Please give the entries again in full and exactly, without any picture.

◆ PROVIDED RECORDS

◆ ◆ ◆ ◆

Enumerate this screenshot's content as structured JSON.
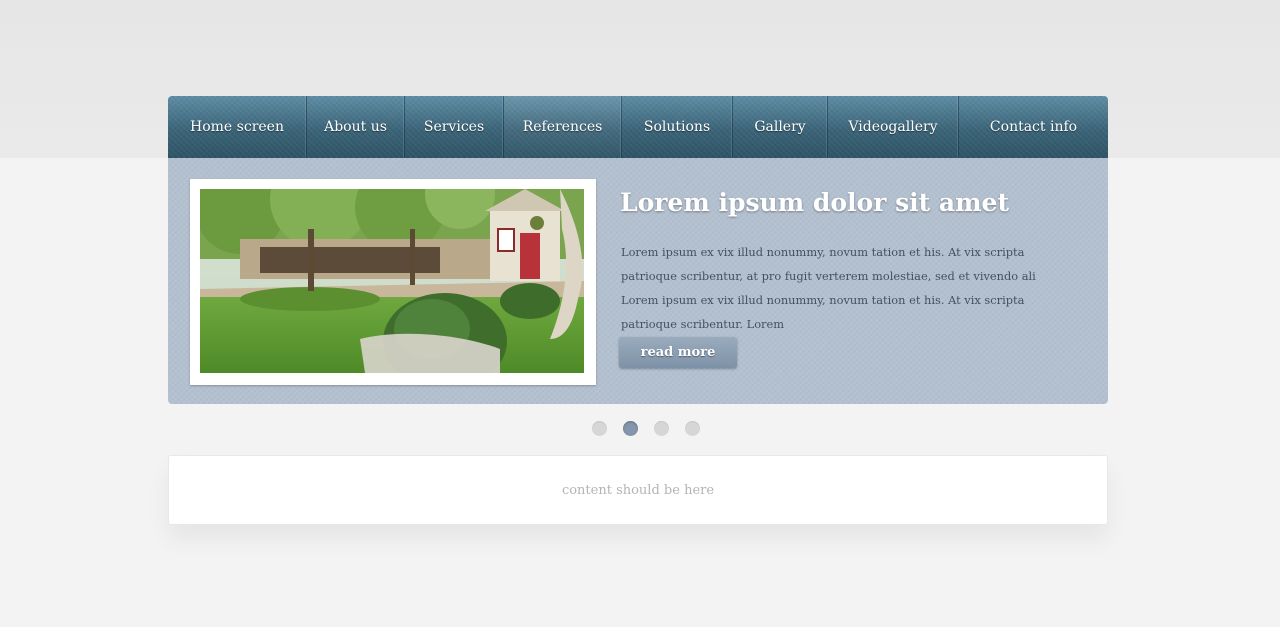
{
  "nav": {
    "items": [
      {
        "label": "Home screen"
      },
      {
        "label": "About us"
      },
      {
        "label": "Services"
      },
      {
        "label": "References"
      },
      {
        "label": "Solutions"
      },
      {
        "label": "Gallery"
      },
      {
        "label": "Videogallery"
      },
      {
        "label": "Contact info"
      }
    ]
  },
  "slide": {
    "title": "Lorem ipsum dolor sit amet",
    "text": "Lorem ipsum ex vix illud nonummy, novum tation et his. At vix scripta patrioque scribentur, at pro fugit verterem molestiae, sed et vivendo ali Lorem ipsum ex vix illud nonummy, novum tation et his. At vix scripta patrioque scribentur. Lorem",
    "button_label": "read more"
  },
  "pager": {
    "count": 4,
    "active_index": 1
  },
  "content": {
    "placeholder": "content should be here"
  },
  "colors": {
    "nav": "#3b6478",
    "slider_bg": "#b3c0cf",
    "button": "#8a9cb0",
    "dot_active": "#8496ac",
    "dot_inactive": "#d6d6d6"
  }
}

◆ ◆ ◆ ◆

◆ RESPONSE
Enumerate this screenshot's content as structured JSON.
{
  "nav": {
    "items": [
      {
        "label": "Home screen"
      },
      {
        "label": "About us"
      },
      {
        "label": "Services"
      },
      {
        "label": "References"
      },
      {
        "label": "Solutions"
      },
      {
        "label": "Gallery"
      },
      {
        "label": "Videogallery"
      },
      {
        "label": "Contact info"
      }
    ]
  },
  "slide": {
    "title": "Lorem ipsum dolor sit amet",
    "text": "Lorem ipsum ex vix illud nonummy, novum tation et his. At vix scripta patrioque scribentur, at pro fugit verterem molestiae, sed et vivendo ali Lorem ipsum ex vix illud nonummy, novum tation et his. At vix scripta patrioque scribentur. Lorem",
    "button_label": "read more"
  },
  "pager": {
    "count": 4,
    "active_index": 1
  },
  "content": {
    "placeholder": "content should be here"
  },
  "colors": {
    "nav": "#3b6478",
    "slider_bg": "#b3c0cf",
    "button": "#8a9cb0",
    "dot_active": "#8496ac",
    "dot_inactive": "#d6d6d6"
  }
}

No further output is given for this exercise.